Directions for this task:
Extract every line that contains the word "tosin".

Data entries:
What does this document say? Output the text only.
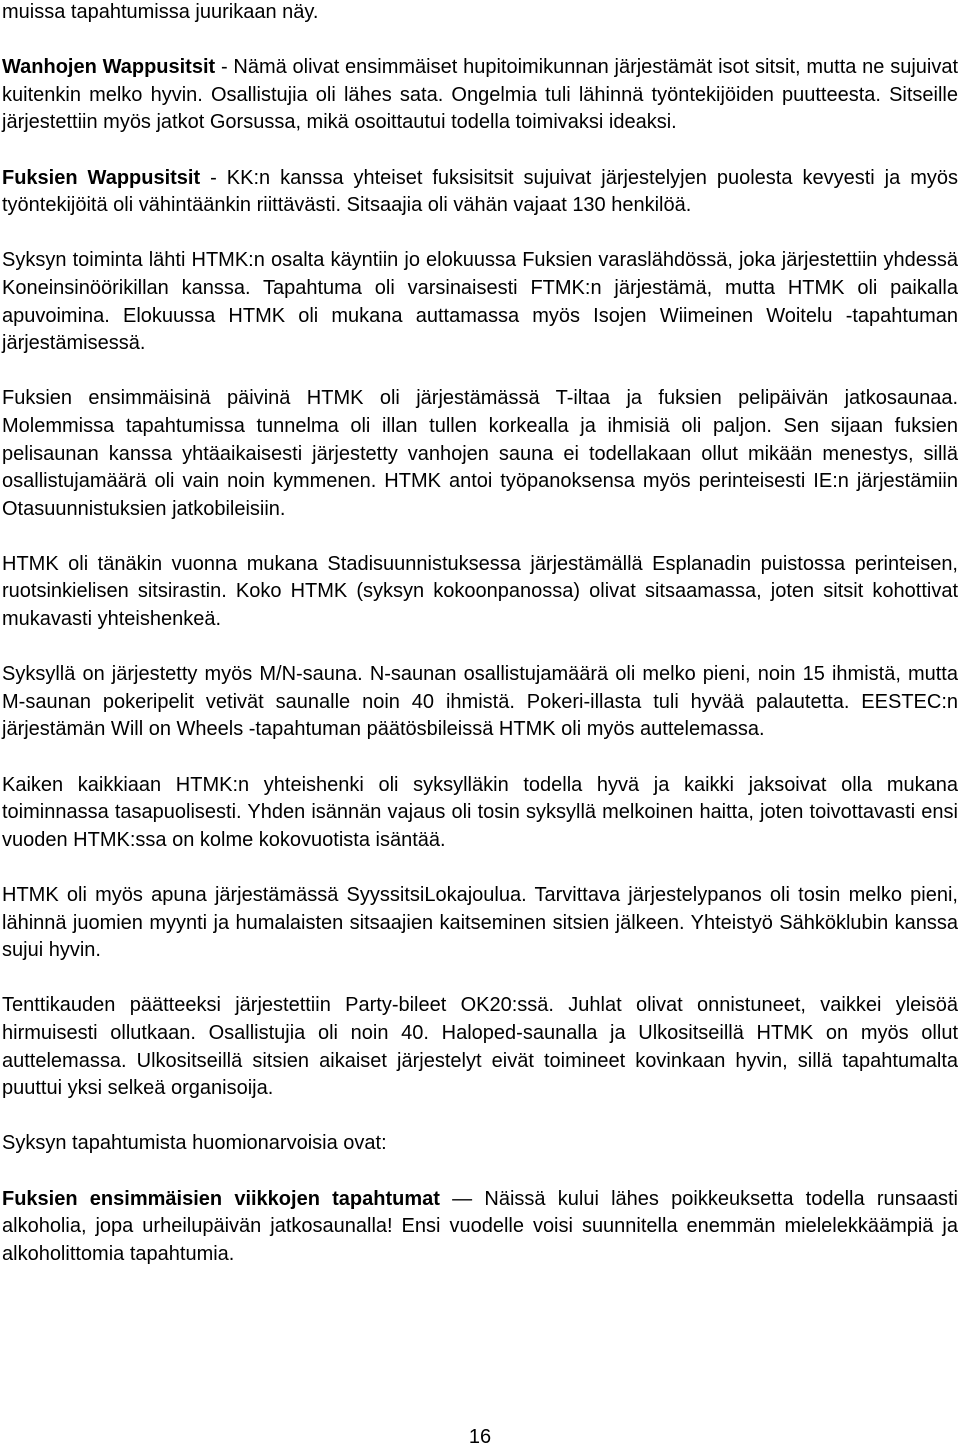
muissa tapahtumissa juurikaan näy.

Wanhojen Wappusitsit - Nämä olivat ensimmäiset hupitoimikunnan järjestämät isot sitsit, mutta ne sujuivat kuitenkin melko hyvin. Osallistujia oli lähes sata. Ongelmia tuli lähinnä työntekijöiden puutteesta. Sitseille järjestettiin myös jatkot Gorsussa, mikä osoittautui todella toimivaksi ideaksi.

Fuksien Wappusitsit - KK:n kanssa yhteiset fuksisitsit sujuivat järjestelyjen puolesta kevyesti ja myös työntekijöitä oli vähintäänkin riittävästi. Sitsaajia oli vähän vajaat 130 henkilöä.

Syksyn toiminta lähti HTMK:n osalta käyntiin jo elokuussa Fuksien varaslähdössä, joka järjestettiin yhdessä Koneinsinöörikillan kanssa. Tapahtuma oli varsinaisesti FTMK:n järjestämä, mutta HTMK oli paikalla apuvoimina. Elokuussa HTMK oli mukana auttamassa myös Isojen Wiimeinen Woitelu -tapahtuman järjestämisessä.

Fuksien ensimmäisinä päivinä HTMK oli järjestämässä T-iltaa ja fuksien pelipäivän jatkosaunaa. Molemmissa tapahtumissa tunnelma oli illan tullen korkealla ja ihmisiä oli paljon. Sen sijaan fuksien pelisaunan kanssa yhtäaikaisesti järjestetty vanhojen sauna ei todellakaan ollut mikään menestys, sillä osallistujamäärä oli vain noin kymmenen. HTMK antoi työpanoksensa myös perinteisesti IE:n järjestämiin Otasuunnistuksien jatkobileisiin.

HTMK oli tänäkin vuonna mukana Stadisuunnistuksessa järjestämällä Esplanadin puistossa perinteisen, ruotsinkielisen sitsirastin. Koko HTMK (syksyn kokoonpanossa) olivat sitsaamassa, joten sitsit kohottivat mukavasti yhteishenkeä.

Syksyllä on järjestetty myös M/N-sauna. N-saunan osallistujamäärä oli melko pieni, noin 15 ihmistä, mutta M-saunan pokeripelit vetivät saunalle noin 40 ihmistä. Pokeri-illasta tuli hyvää palautetta. EESTEC:n järjestämän Will on Wheels -tapahtuman päätösbileissä HTMK oli myös auttelemassa.

Kaiken kaikkiaan HTMK:n yhteishenki oli syksylläkin todella hyvä ja kaikki jaksoivat olla mukana toiminnassa tasapuolisesti. Yhden isännän vajaus oli tosin syksyllä melkoinen haitta, joten toivottavasti ensi vuoden HTMK:ssa on kolme kokovuotista isäntää.

HTMK oli myös apuna järjestämässä SyyssitsiLokajoulua. Tarvittava järjestelypanos oli tosin melko pieni, lähinnä juomien myynti ja humalaisten sitsaajien kaitseminen sitsien jälkeen. Yhteistyö Sähköklubin kanssa sujui hyvin.

Tenttikauden päätteeksi järjestettiin Party-bileet OK20:ssä. Juhlat olivat onnistuneet, vaikkei yleisöä hirmuisesti ollutkaan. Osallistujia oli noin 40. Haloped-saunalla ja Ulkositseillä HTMK on myös ollut auttelemassa. Ulkositseillä sitsien aikaiset järjestelyt eivät toimineet kovinkaan hyvin, sillä tapahtumalta puuttui yksi selkeä organisoija.

Syksyn tapahtumista huomionarvoisia ovat:

Fuksien ensimmäisien viikkojen tapahtumat — Näissä kului lähes poikkeuksetta todella runsaasti alkoholia, jopa urheilupäivän jatkosaunalla! Ensi vuodelle voisi suunnitella enemmän mielelekkäämpiä ja alkoholittomia tapahtumia.

16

Task output:
Kaiken kaikkiaan HTMK:n yhteishenki oli syksylläkin todella hyvä ja kaikki jaksoivat olla mukana toiminnassa tasapuolisesti. Yhden isännän vajaus oli tosin syksyllä melkoinen haitta, joten toivottavasti ensi vuoden HTMK:ssa on kolme kokovuotista isäntää.
HTMK oli myös apuna järjestämässä SyyssitsiLokajoulua. Tarvittava järjestelypanos oli tosin melko pieni, lähinnä juomien myynti ja humalaisten sitsaajien kaitseminen sitsien jälkeen. Yhteistyö Sähköklubin kanssa sujui hyvin.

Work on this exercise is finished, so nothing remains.